-------- DATASET ENTRIES --------

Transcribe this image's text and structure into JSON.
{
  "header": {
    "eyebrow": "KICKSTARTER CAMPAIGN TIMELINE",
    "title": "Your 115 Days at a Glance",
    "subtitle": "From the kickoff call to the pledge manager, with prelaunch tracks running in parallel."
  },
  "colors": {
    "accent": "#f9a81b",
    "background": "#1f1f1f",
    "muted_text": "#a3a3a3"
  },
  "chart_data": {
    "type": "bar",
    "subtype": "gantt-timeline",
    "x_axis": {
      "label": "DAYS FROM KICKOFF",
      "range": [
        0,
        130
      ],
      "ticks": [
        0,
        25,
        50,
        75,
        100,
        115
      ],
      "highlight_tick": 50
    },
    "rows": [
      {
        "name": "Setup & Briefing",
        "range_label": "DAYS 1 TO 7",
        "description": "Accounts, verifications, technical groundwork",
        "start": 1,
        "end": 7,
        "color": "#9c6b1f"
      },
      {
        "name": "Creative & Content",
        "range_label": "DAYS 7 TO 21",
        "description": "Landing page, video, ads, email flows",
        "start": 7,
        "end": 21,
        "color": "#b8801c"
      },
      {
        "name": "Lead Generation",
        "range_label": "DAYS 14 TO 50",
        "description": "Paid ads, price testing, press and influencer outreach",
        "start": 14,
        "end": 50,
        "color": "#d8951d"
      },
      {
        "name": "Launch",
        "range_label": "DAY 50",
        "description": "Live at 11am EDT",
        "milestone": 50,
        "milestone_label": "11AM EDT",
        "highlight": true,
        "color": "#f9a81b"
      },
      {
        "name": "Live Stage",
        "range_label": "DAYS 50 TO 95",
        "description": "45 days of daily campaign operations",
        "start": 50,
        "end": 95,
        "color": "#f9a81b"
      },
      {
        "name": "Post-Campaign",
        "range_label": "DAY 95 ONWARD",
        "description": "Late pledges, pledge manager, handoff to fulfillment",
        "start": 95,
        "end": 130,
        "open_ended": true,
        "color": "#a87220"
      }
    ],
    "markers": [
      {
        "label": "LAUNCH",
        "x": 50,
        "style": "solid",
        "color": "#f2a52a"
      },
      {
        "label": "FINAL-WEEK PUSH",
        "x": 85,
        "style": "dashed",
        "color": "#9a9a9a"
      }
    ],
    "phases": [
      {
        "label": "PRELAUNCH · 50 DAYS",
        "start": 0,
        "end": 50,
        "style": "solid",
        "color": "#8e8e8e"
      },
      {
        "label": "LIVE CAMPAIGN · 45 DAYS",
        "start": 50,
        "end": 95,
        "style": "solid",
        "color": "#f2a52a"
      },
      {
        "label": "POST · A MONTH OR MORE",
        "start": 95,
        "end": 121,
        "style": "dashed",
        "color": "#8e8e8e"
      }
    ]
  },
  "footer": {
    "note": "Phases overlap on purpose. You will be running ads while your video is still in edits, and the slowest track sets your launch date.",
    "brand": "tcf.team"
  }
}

--------

WHAT IS NEEDED>
Search the entries for "pledge" and copy out each line that has it.

OUTPUT BELOW>
    "subtitle": "From the kickoff call to the pledge manager, with prelaunch tracks running in parallel."
        "description": "Late pledges, pledge manager, handoff to fulfillment",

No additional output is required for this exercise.